Task directions:
Determine how many lines of the entries contain "Photoshop". Reply with that number alone.

Excerpted data:
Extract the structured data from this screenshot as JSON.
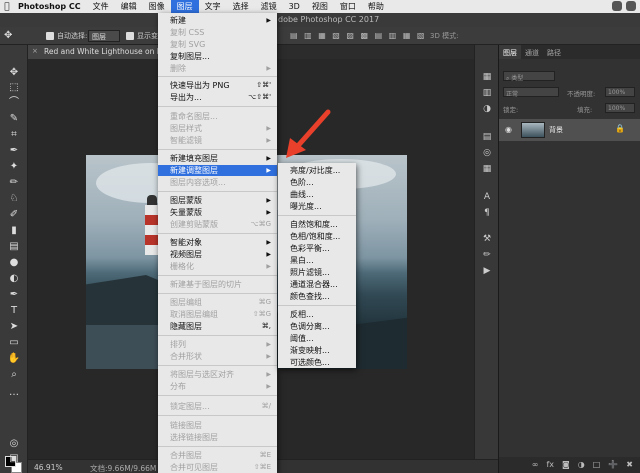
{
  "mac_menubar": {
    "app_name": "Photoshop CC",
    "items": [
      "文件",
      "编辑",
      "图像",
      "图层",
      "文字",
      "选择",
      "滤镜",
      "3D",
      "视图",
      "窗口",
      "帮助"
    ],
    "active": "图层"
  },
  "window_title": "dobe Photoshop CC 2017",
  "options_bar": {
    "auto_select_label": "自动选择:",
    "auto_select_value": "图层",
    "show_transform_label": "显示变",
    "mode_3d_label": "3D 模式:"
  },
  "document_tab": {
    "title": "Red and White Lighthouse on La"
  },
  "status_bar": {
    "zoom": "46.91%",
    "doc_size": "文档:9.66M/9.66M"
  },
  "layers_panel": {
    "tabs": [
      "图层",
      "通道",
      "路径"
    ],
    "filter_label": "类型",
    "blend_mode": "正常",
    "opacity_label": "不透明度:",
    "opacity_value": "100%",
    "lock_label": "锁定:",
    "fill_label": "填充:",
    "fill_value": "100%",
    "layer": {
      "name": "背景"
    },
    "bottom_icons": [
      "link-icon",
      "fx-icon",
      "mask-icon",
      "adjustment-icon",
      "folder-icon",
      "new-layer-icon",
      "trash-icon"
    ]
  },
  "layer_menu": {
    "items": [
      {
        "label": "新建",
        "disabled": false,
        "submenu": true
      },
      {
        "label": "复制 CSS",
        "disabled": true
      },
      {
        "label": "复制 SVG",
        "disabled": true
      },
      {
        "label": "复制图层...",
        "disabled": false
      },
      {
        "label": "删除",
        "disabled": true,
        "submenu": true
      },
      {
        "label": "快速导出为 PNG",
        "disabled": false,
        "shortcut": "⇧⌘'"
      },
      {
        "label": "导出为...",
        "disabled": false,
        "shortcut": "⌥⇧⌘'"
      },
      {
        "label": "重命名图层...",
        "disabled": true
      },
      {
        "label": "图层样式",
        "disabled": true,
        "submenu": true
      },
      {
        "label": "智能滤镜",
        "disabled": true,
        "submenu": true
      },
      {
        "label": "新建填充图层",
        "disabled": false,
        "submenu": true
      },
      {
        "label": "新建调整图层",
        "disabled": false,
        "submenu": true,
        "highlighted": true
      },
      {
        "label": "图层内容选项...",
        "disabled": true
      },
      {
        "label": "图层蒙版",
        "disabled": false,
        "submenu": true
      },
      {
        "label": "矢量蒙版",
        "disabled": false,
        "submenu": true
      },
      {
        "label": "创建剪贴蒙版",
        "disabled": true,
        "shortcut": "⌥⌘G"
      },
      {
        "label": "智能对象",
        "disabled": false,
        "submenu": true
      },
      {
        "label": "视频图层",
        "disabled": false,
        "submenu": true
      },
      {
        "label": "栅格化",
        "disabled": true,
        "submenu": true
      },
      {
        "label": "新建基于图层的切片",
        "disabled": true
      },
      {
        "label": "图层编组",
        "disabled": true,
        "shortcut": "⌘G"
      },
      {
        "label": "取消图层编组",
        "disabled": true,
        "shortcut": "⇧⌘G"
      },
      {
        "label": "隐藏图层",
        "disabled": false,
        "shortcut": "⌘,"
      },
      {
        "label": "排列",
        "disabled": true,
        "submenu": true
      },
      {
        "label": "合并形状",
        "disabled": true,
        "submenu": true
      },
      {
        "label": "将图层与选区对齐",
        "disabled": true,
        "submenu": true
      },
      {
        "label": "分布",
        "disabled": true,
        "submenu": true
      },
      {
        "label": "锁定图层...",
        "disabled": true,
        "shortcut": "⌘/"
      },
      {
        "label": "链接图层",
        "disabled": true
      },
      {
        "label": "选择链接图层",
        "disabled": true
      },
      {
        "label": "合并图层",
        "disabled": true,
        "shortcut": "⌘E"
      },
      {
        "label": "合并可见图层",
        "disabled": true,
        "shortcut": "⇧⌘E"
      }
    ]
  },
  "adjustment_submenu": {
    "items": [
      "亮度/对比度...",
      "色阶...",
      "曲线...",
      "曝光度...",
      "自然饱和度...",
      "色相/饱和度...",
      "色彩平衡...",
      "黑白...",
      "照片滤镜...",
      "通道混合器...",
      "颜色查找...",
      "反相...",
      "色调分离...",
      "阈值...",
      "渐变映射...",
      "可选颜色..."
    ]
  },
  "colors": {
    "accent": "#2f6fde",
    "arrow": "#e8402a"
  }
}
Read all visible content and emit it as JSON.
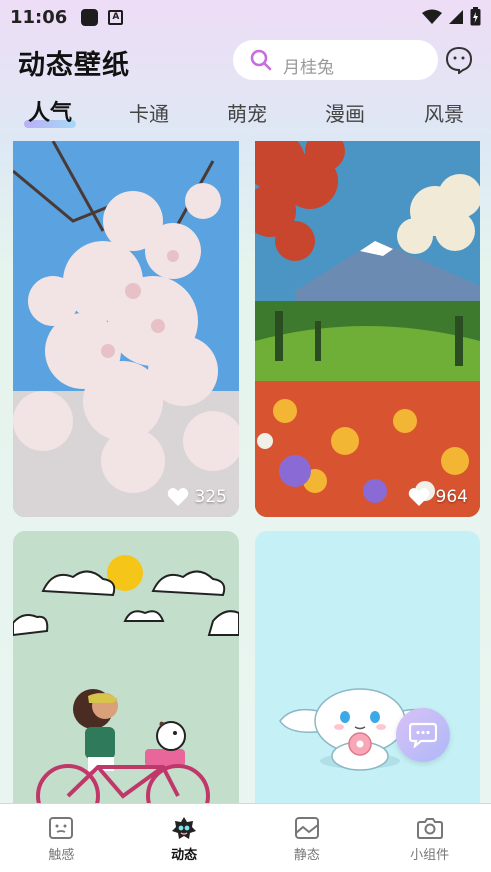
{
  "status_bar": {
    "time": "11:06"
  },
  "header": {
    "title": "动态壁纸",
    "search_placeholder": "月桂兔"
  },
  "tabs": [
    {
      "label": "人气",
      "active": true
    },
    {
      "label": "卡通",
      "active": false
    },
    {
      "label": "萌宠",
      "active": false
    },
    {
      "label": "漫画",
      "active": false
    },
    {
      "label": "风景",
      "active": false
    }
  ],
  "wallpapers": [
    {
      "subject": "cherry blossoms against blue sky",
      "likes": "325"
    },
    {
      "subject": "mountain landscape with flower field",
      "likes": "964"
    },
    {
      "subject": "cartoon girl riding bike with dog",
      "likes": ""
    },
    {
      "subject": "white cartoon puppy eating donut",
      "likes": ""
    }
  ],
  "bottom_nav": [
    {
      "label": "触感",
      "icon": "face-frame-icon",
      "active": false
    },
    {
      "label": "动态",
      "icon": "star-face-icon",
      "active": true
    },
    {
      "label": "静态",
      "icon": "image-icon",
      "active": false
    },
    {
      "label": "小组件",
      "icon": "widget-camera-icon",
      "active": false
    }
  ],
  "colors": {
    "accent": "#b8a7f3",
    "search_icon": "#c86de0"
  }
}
==
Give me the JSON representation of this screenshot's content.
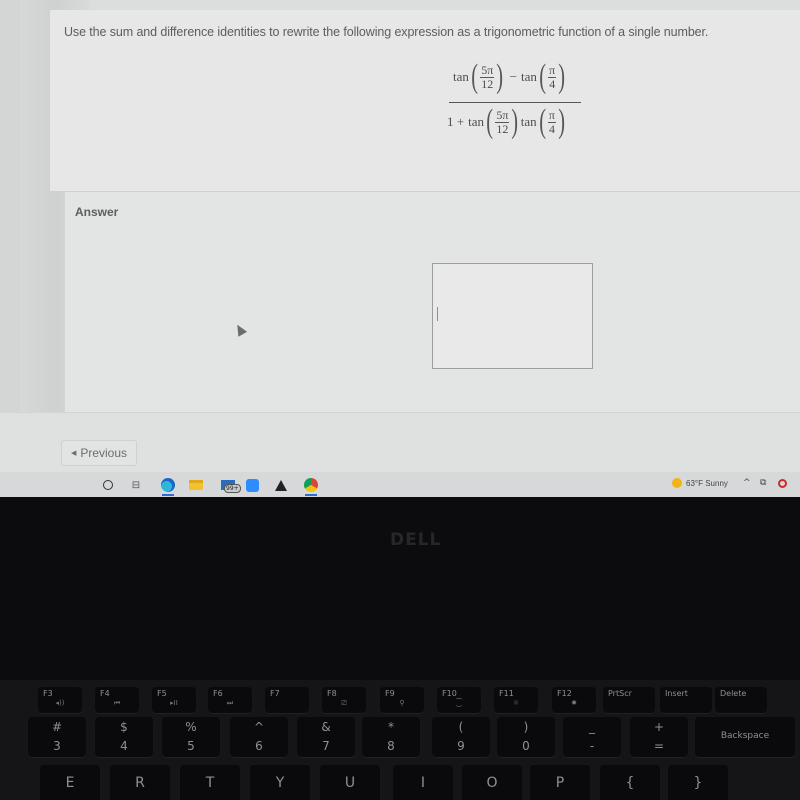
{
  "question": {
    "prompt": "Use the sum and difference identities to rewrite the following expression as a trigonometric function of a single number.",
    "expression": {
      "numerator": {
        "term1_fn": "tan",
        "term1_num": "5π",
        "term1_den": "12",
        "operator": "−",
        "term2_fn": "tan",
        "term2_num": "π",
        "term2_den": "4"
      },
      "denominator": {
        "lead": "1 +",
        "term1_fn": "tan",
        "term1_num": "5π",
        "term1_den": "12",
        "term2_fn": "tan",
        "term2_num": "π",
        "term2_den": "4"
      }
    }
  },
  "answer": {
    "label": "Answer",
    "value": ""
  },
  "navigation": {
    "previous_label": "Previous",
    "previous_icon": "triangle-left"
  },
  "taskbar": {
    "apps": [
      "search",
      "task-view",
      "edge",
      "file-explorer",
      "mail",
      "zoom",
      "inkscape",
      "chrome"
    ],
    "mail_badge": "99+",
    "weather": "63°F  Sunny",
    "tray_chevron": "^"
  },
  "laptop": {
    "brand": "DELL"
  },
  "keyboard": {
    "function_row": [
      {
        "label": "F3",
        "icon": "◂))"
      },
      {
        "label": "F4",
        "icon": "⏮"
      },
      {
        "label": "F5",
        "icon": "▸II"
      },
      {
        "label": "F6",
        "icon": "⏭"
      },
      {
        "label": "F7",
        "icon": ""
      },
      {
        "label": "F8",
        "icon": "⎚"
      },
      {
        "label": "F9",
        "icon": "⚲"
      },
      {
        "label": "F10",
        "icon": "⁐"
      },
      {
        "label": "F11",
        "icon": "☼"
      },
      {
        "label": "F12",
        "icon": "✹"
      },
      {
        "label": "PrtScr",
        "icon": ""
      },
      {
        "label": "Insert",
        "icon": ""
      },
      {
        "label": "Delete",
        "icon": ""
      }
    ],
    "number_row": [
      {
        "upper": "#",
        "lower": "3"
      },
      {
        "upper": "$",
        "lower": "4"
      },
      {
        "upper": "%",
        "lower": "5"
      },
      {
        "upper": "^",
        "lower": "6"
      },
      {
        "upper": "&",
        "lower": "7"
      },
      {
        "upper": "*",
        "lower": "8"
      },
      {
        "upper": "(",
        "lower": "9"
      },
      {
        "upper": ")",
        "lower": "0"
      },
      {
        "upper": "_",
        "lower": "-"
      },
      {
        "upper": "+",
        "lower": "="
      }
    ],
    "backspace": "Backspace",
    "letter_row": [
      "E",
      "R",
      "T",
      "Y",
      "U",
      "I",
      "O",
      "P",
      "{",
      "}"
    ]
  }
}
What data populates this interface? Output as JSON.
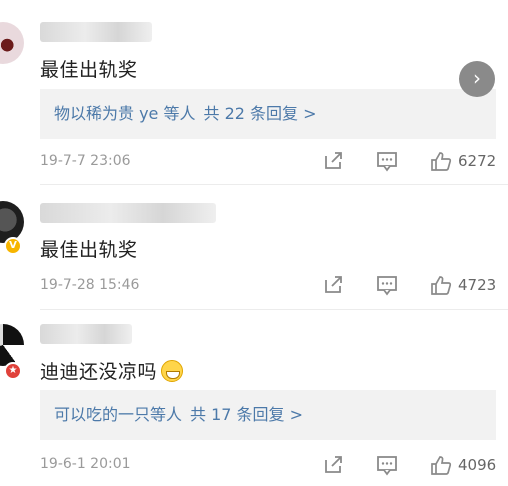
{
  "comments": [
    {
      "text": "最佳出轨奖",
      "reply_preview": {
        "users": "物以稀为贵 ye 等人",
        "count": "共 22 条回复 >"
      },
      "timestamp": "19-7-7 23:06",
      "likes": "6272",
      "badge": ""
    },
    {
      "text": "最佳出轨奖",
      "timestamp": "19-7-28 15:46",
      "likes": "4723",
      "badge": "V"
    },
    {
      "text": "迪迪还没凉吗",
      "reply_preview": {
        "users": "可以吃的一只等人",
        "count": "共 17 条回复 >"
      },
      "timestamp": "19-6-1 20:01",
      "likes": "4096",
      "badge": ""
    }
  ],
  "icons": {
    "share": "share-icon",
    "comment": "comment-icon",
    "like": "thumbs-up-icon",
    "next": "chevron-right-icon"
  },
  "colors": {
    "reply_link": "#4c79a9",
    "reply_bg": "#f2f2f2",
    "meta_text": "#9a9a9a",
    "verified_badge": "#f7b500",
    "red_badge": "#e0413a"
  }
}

Written answer:
2